- _Provided records_
══════════════════════════════
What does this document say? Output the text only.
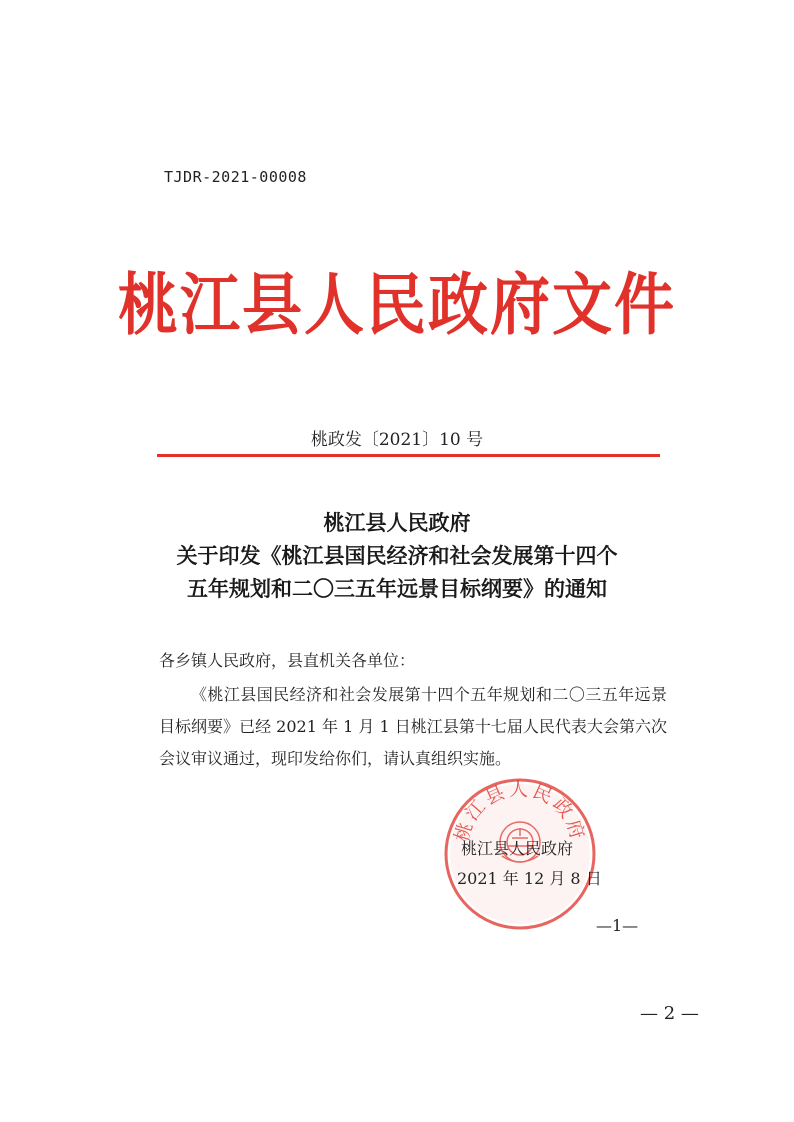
TJDR-2021-00008
桃江县人民政府文件
桃政发〔2021〕10 号
桃江县人民政府
关于印发《桃江县国民经济和社会发展第十四个
五年规划和二〇三五年远景目标纲要》的通知
各乡镇人民政府，县直机关各单位：
《桃江县国民经济和社会发展第十四个五年规划和二〇三五年远景目标纲要》已经 2021 年 1 月 1 日桃江县第十七届人民代表大会第六次会议审议通过，现印发给你们，请认真组织实施。
桃江县人民政府
桃江县人民政府
2021 年 12 月 8 日
—1—
— 2 —
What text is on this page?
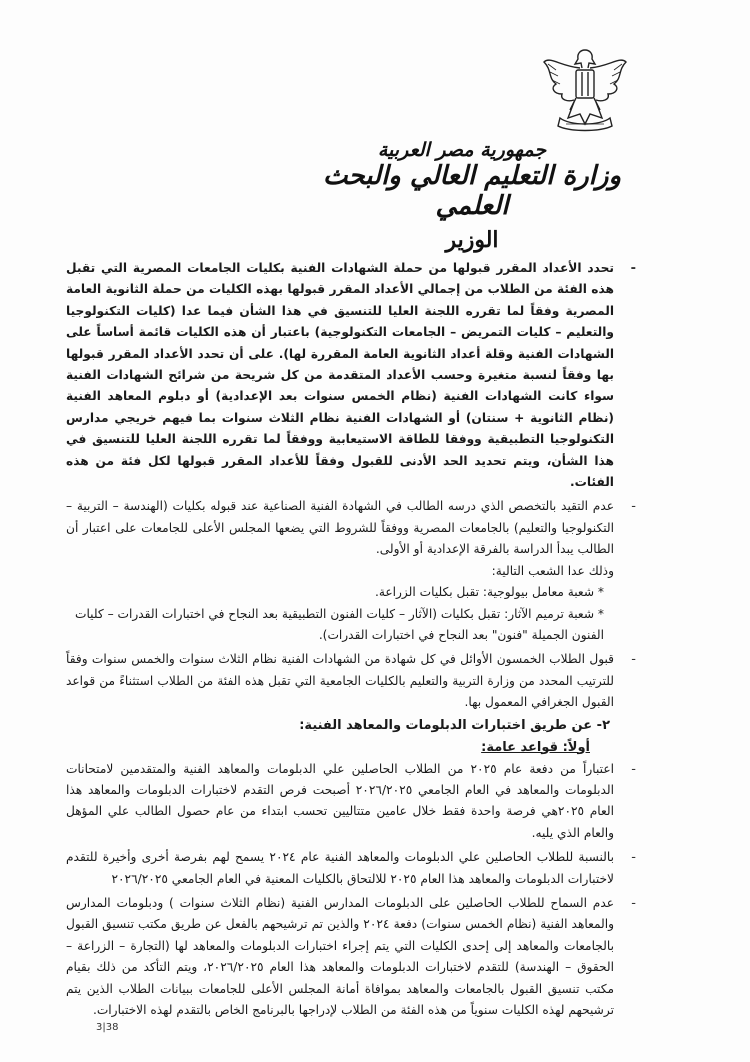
جمهورية مصر العربية
وزارة التعليم العالي والبحث العلمي
الوزير
-
تحدد الأعداد المقرر قبولها من حملة الشهادات الفنية بكليات الجامعات المصرية التي تقبل هذه الفئة من الطلاب من إجمالي الأعداد المقرر قبولها بهذه الكليات من حملة الثانوية العامة المصرية وفقاً لما تقرره اللجنة العليا للتنسيق في هذا الشأن فيما عدا (كليات التكنولوجيا والتعليم – كليات التمريض – الجامعات التكنولوجية) باعتبار أن هذه الكليات قائمة أساساً على الشهادات الفنية وقلة أعداد الثانوية العامة المقررة لها). على أن تحدد الأعداد المقرر قبولها بها وفقاً لنسبة متغيرة وحسب الأعداد المتقدمة من كل شريحة من شرائح الشهادات الفنية سواء كانت الشهادات الفنية (نظام الخمس سنوات بعد الإعدادية) أو دبلوم المعاهد الفنية (نظام الثانوية + سنتان) أو الشهادات الفنية نظام الثلاث سنوات بما فيهم خريجي مدارس التكنولوجيا التطبيقية ووفقا للطاقة الاستيعابية ووفقاً لما تقرره اللجنة العليا للتنسيق في هذا الشأن، ويتم تحديد الحد الأدنى للقبول وفقاً للأعداد المقرر قبولها لكل فئة من هذه الفئات.
-
عدم التقيد بالتخصص الذي درسه الطالب في الشهادة الفنية الصناعية عند قبوله بكليات (الهندسة – التربية – التكنولوجيا والتعليم) بالجامعات المصرية ووفقاً للشروط التي يضعها المجلس الأعلى للجامعات على اعتبار أن الطالب يبدأ الدراسة بالفرقة الإعدادية أو الأولى.

وذلك عدا الشعب التالية:

* شعبة معامل بيولوجية: تقبل بكليات الزراعة.

* شعبة ترميم الآثار: تقبل بكليات (الآثار – كليات الفنون التطبيقية بعد النجاح في اختبارات القدرات – كليات الفنون الجميلة "فنون" بعد النجاح في اختبارات القدرات).

-
قبول الطلاب الخمسون الأوائل في كل شهادة من الشهادات الفنية نظام الثلاث سنوات والخمس سنوات وفقاً للترتيب المحدد من وزارة التربية والتعليم بالكليات الجامعية التي تقبل هذه الفئة من الطلاب استثناءً من قواعد القبول الجغرافي المعمول بها.

٢- عن طريق اختبارات الدبلومات والمعاهد الفنية:

أولاً: قواعد عامة:

-
اعتباراً من دفعة عام ٢٠٢٥ من الطلاب الحاصلين علي الدبلومات والمعاهد الفنية والمتقدمين لامتحانات الدبلومات والمعاهد في العام الجامعي ٢٠٢٦/٢٠٢٥ أصبحت فرص التقدم لاختبارات الدبلومات والمعاهد هذا العام ٢٠٢٥هي فرصة واحدة فقط خلال عامين متتاليين تحسب ابتداء من عام حصول الطالب علي المؤهل والعام الذي يليه.
-
بالنسبة للطلاب الحاصلين علي الدبلومات والمعاهد الفنية عام ٢٠٢٤ يسمح لهم بفرصة أخرى وأخيرة للتقدم لاختبارات الدبلومات والمعاهد هذا العام ٢٠٢٥ للالتحاق بالكليات المعنية في العام الجامعي ٢٠٢٦/٢٠٢٥
-
عدم السماح للطلاب الحاصلين على الدبلومات المدارس الفنية (نظام الثلاث سنوات ) ودبلومات المدارس والمعاهد الفنية (نظام الخمس سنوات) دفعة ٢٠٢٤ والذين تم ترشيحهم بالفعل عن طريق مكتب تنسيق القبول بالجامعات والمعاهد إلى إحدى الكليات التي يتم إجراء اختبارات الدبلومات والمعاهد لها (التجارة – الزراعة – الحقوق – الهندسة) للتقدم لاختبارات الدبلومات والمعاهد هذا العام ٢٠٢٦/٢٠٢٥، ويتم التأكد من ذلك بقيام مكتب تنسيق القبول بالجامعات والمعاهد بموافاة أمانة المجلس الأعلى للجامعات ببيانات الطلاب الذين يتم ترشيحهم لهذه الكليات سنوياً من هذه الفئة من الطلاب لإدراجها بالبرنامج الخاص بالتقدم لهذه الاختبارات.
3|38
══════════════════════════════
- _Written exercise_
Look through the records and gather every line containing "للطلاب".

- _Solved exercise_
بالنسبة للطلاب الحاصلين علي الدبلومات والمعاهد الفنية عام ٢٠٢٤ يسمح لهم بفرصة أخرى وأخيرة للتقدم لاختبارات الدبلومات والمعاهد هذا العام ٢٠٢٥ للالتحاق بالكليات المعنية في العام الجامعي ٢٠٢٦/٢٠٢٥
عدم السماح للطلاب الحاصلين على الدبلومات المدارس الفنية (نظام الثلاث سنوات ) ودبلومات المدارس والمعاهد الفنية (نظام الخمس سنوات) دفعة ٢٠٢٤ والذين تم ترشيحهم بالفعل عن طريق مكتب تنسيق القبول بالجامعات والمعاهد إلى إحدى الكليات التي يتم إجراء اختبارات الدبلومات والمعاهد لها (التجارة – الزراعة – الحقوق – الهندسة) للتقدم لاختبارات الدبلومات والمعاهد هذا العام ٢٠٢٦/٢٠٢٥، ويتم التأكد من ذلك بقيام مكتب تنسيق القبول بالجامعات والمعاهد بموافاة أمانة المجلس الأعلى للجامعات ببيانات الطلاب الذين يتم ترشيحهم لهذه الكليات سنوياً من هذه الفئة من الطلاب لإدراجها بالبرنامج الخاص بالتقدم لهذه الاختبارات.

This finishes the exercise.